### Task directions
Put every line of the records below into a numbered list, skipping blank lines and leaving the pictures out.

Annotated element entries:
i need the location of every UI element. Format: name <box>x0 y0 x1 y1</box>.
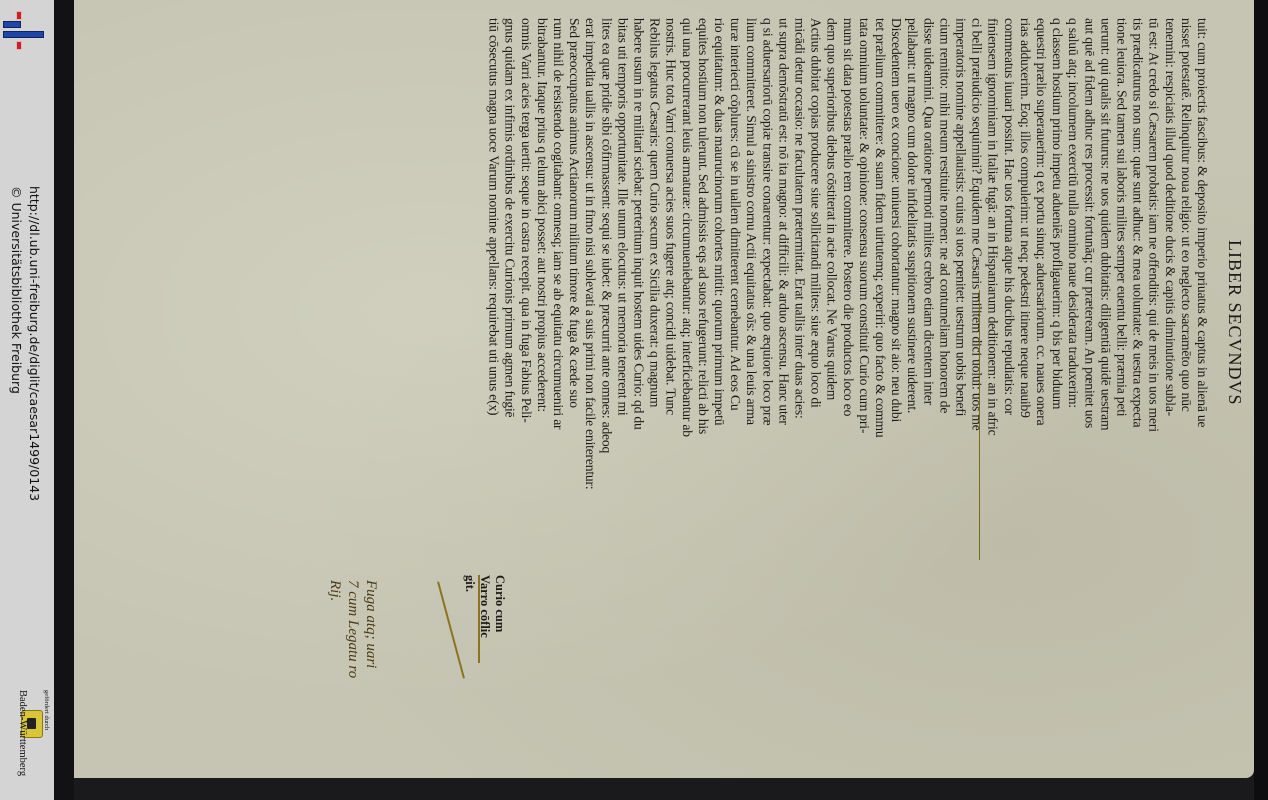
funded-by-label: gefördert durch <box>43 690 50 730</box>
text-line: commeatus iuuari possint. Hac uos fortun… <box>1001 18 1018 568</box>
underline-mark <box>437 581 465 678</box>
text-line: Rebilus legatus Cæsaris: quem Curio secu… <box>647 18 664 568</box>
text-line: nisset potestatē. Relinquitur noua relig… <box>1178 18 1195 568</box>
document-url[interactable]: http://dl.ub.uni-freiburg.de/diglit/caes… <box>27 186 42 501</box>
text-line: q classem hostium primo impetu adueniēs … <box>1049 18 1066 568</box>
text-line: micādi detur occasio: ne facultatem præt… <box>792 18 809 568</box>
text-line: bitrabantur. Itaque prius q telum abici … <box>534 18 551 568</box>
text-line: tuit: cum proiectis fascibus: & deposito… <box>1194 18 1211 568</box>
scanned-page: LIBER SECVNDVS tuit: cum proiectis fasci… <box>74 0 1254 778</box>
text-line: rio equitatum: & duas maurucinorum cohor… <box>711 18 728 568</box>
marginal-line: git. <box>463 575 477 592</box>
text-line: tiū cōsecutus magna uoce Varum nomine ap… <box>486 18 503 568</box>
printed-marginal-note: Curio cum Varro cōflic git. <box>462 575 507 638</box>
text-line: tis prædicaturus non sum: quæ sunt adhuc… <box>1130 18 1147 568</box>
text-line: disse uideamini. Qua oratione permoti mi… <box>920 18 937 568</box>
text-line: Discedentem uero ex concione: uniuersi c… <box>888 18 905 568</box>
text-line: tenemini: respiciatis illud quod deditio… <box>1162 18 1179 568</box>
text-line: turæ interiecti cōplures: cū se in ualle… <box>727 18 744 568</box>
text-line: finiensem ignominiam in Italiæ fugā: an … <box>985 18 1002 568</box>
text-line: imperatoris nomine appellauistis: cuius … <box>953 18 970 568</box>
text-line: tet prælium committere: & suam fidem uir… <box>872 18 889 568</box>
text-line: cium remitto: mihi meum restituite nomen… <box>936 18 953 568</box>
funder-name: Baden-Württemberg <box>17 690 28 776</box>
text-line: bitas uti temporis opportunitate. Ille u… <box>614 18 631 568</box>
scan-border-left <box>54 0 74 800</box>
text-line: pellabant: ut magno cum dolore infidelit… <box>904 18 921 568</box>
text-line: rias adduxerim. Eoq; illos compulerim: u… <box>1017 18 1034 568</box>
handwritten-line: Rij. <box>327 580 343 601</box>
text-line: tata omnium uoluntate: & opinione: conse… <box>856 18 873 568</box>
text-line: omnis Varri acies terga uertit: seque in… <box>518 18 535 568</box>
text-line: equestri prælio superauerim: q ex portu … <box>1033 18 1050 568</box>
text-line: equites hostium non tulerunt. Sed admiss… <box>695 18 712 568</box>
text-line: uerunt: qui qualis sit futurus: ne uos q… <box>1097 18 1114 568</box>
handwritten-annotation: Fuga atq; uari 7 cum Legatu ro Rij. <box>326 580 380 678</box>
handwritten-line: 7 cum Legatu ro <box>345 580 361 678</box>
text-block: tuit: cum proiectis fascibus: & deposito… <box>234 18 1174 568</box>
text-line: lites ea quæ pridie sibi cōfirmassent: s… <box>598 18 615 568</box>
text-line: qui una procurrerant leuis armaturæ: cir… <box>679 18 696 568</box>
text-line: Actius dubitat copias producere siue sol… <box>808 18 825 568</box>
text-line: ut supra demōstratū est: nō ita magno: a… <box>775 18 792 568</box>
marginal-line: Curio cum <box>493 575 507 632</box>
ub-freiburg-logo[interactable] <box>0 0 54 60</box>
text-line: tione leuiora. Sed tamen sui laboris mil… <box>1114 18 1131 568</box>
underline-mark <box>979 290 980 560</box>
text-line: aut quē ad fidem adhuc res processit: fo… <box>1081 18 1098 568</box>
marginal-line: Varro cōflic <box>478 575 492 638</box>
scan-border-right <box>1254 0 1268 800</box>
viewer-sidebar: http://dl.ub.uni-freiburg.de/diglit/caes… <box>0 0 54 800</box>
text-line: tū est: At credo si Cæsarem probatis: ia… <box>1146 18 1163 568</box>
text-line: habere usum in re militari sciebat: pert… <box>631 18 648 568</box>
text-line: lium committeret. Simul a sinistro cornu… <box>743 18 760 568</box>
handwritten-line: Fuga atq; uari <box>363 580 379 668</box>
text-line: Sed præoccupatus animus Actianorum milit… <box>566 18 583 568</box>
text-line: q si aduersariorū copiæ transire conaren… <box>759 18 776 568</box>
copyright-notice: © Universitätsbibliothek Freiburg <box>9 186 24 394</box>
text-line: ci belli præiudicio sequimini? Equidem m… <box>969 18 986 568</box>
running-head: LIBER SECVNDVS <box>1224 240 1245 406</box>
text-line: erat impedita uallis in ascensu: ut in f… <box>582 18 599 568</box>
text-line: dem quo superioribus diebus cōstiterat i… <box>824 18 841 568</box>
text-line: nostris. Huc tota Varri conuersa acies s… <box>663 18 680 568</box>
text-line: mum sit data potestas prælio rem committ… <box>840 18 857 568</box>
text-line: q saluū atq; incolumem exercitū nulla om… <box>1065 18 1082 568</box>
text-line: rum nihil de resistendo cogitabant: omne… <box>550 18 567 568</box>
underline-mark <box>478 575 480 663</box>
text-line: gnus quidam ex infimis ordinibus de exer… <box>502 18 519 568</box>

### The output
1. i need the location of every UI element. Format: name <box>x0 y0 x1 y1</box>.
2. funded-by-label: gefördert durch <box>43 690 50 730</box>
3. text-line: commeatus iuuari possint. Hac uos fortun… <box>1001 18 1018 568</box>
4. underline-mark <box>437 581 465 678</box>
5. text-line: Rebilus legatus Cæsaris: quem Curio secu… <box>647 18 664 568</box>
6. text-line: nisset potestatē. Relinquitur noua relig… <box>1178 18 1195 568</box>
7. document-url[interactable]: http://dl.ub.uni-freiburg.de/diglit/caes… <box>27 186 42 501</box>
8. text-line: q classem hostium primo impetu adueniēs … <box>1049 18 1066 568</box>
9. text-line: micādi detur occasio: ne facultatem præt… <box>792 18 809 568</box>
10. text-line: bitrabantur. Itaque prius q telum abici … <box>534 18 551 568</box>
11. text-line: tuit: cum proiectis fascibus: & deposito… <box>1194 18 1211 568</box>
12. scanned-page: LIBER SECVNDVS tuit: cum proiectis fasci… <box>74 0 1254 778</box>
13. text-line: rio equitatum: & duas maurucinorum cohor… <box>711 18 728 568</box>
14. marginal-line: git. <box>463 575 477 592</box>
15. text-line: tiū cōsecutus magna uoce Varum nomine ap… <box>486 18 503 568</box>
16. printed-marginal-note: Curio cum Varro cōflic git. <box>462 575 507 638</box>
17. text-line: tis prædicaturus non sum: quæ sunt adhuc… <box>1130 18 1147 568</box>
18. text-line: disse uideamini. Qua oratione permoti mi… <box>920 18 937 568</box>
19. text-line: Discedentem uero ex concione: uniuersi c… <box>888 18 905 568</box>
20. text-line: tenemini: respiciatis illud quod deditio… <box>1162 18 1179 568</box>
21. text-line: turæ interiecti cōplures: cū se in ualle… <box>727 18 744 568</box>
22. text-line: finiensem ignominiam in Italiæ fugā: an … <box>985 18 1002 568</box>
23. text-line: imperatoris nomine appellauistis: cuius … <box>953 18 970 568</box>
24. text-line: tet prælium committere: & suam fidem uir… <box>872 18 889 568</box>
25. text-line: cium remitto: mihi meum restituite nomen… <box>936 18 953 568</box>
26. funder-name: Baden-Württemberg <box>17 690 28 776</box>
27. text-line: bitas uti temporis opportunitate. Ille u… <box>614 18 631 568</box>
28. scan-border-left <box>54 0 74 800</box>
29. text-line: pellabant: ut magno cum dolore infidelit… <box>904 18 921 568</box>
30. text-line: rias adduxerim. Eoq; illos compulerim: u… <box>1017 18 1034 568</box>
31. handwritten-line: Rij. <box>327 580 343 601</box>
32. text-line: tata omnium uoluntate: & opinione: conse… <box>856 18 873 568</box>
33. text-line: omnis Varri acies terga uertit: seque in… <box>518 18 535 568</box>
34. text-line: equestri prælio superauerim: q ex portu … <box>1033 18 1050 568</box>
35. text-line: equites hostium non tulerunt. Sed admiss… <box>695 18 712 568</box>
36. text-line: uerunt: qui qualis sit futurus: ne uos q… <box>1097 18 1114 568</box>
37. handwritten-annotation: Fuga atq; uari 7 cum Legatu ro Rij. <box>326 580 380 678</box>
38. handwritten-line: 7 cum Legatu ro <box>345 580 361 678</box>
39. text-block: tuit: cum proiectis fascibus: & deposito… <box>234 18 1174 568</box>
40. text-line: lites ea quæ pridie sibi cōfirmassent: s… <box>598 18 615 568</box>
41. text-line: qui una procurrerant leuis armaturæ: cir… <box>679 18 696 568</box>
42. text-line: Actius dubitat copias producere siue sol… <box>808 18 825 568</box>
43. text-line: ut supra demōstratū est: nō ita magno: a… <box>775 18 792 568</box>
44. marginal-line: Curio cum <box>493 575 507 632</box>
45. ub-freiburg-logo[interactable] <box>0 0 54 60</box>
46. text-line: tione leuiora. Sed tamen sui laboris mil… <box>1114 18 1131 568</box>
47. underline-mark <box>979 290 980 560</box>
48. text-line: aut quē ad fidem adhuc res processit: fo… <box>1081 18 1098 568</box>
49. marginal-line: Varro cōflic <box>478 575 492 638</box>
50. scan-border-right <box>1254 0 1268 800</box>
51. viewer-sidebar: http://dl.ub.uni-freiburg.de/diglit/caes… <box>0 0 54 800</box>
52. text-line: tū est: At credo si Cæsarem probatis: ia… <box>1146 18 1163 568</box>
53. text-line: habere usum in re militari sciebat: pert… <box>631 18 648 568</box>
54. text-line: lium committeret. Simul a sinistro cornu… <box>743 18 760 568</box>
55. handwritten-line: Fuga atq; uari <box>363 580 379 668</box>
56. text-line: Sed præoccupatus animus Actianorum milit… <box>566 18 583 568</box>
57. text-line: q si aduersariorū copiæ transire conaren… <box>759 18 776 568</box>
58. copyright-notice: © Universitätsbibliothek Freiburg <box>9 186 24 394</box>
59. text-line: ci belli præiudicio sequimini? Equidem m… <box>969 18 986 568</box>
60. running-head: LIBER SECVNDVS <box>1224 240 1245 406</box>
61. text-line: erat impedita uallis in ascensu: ut in f… <box>582 18 599 568</box>
62. text-line: dem quo superioribus diebus cōstiterat i… <box>824 18 841 568</box>
63. text-line: nostris. Huc tota Varri conuersa acies s… <box>663 18 680 568</box>
64. text-line: mum sit data potestas prælio rem committ… <box>840 18 857 568</box>
65. text-line: q saluū atq; incolumem exercitū nulla om… <box>1065 18 1082 568</box>
66. text-line: rum nihil de resistendo cogitabant: omne… <box>550 18 567 568</box>
67. underline-mark <box>478 575 480 663</box>
68. text-line: gnus quidam ex infimis ordinibus de exer… <box>502 18 519 568</box>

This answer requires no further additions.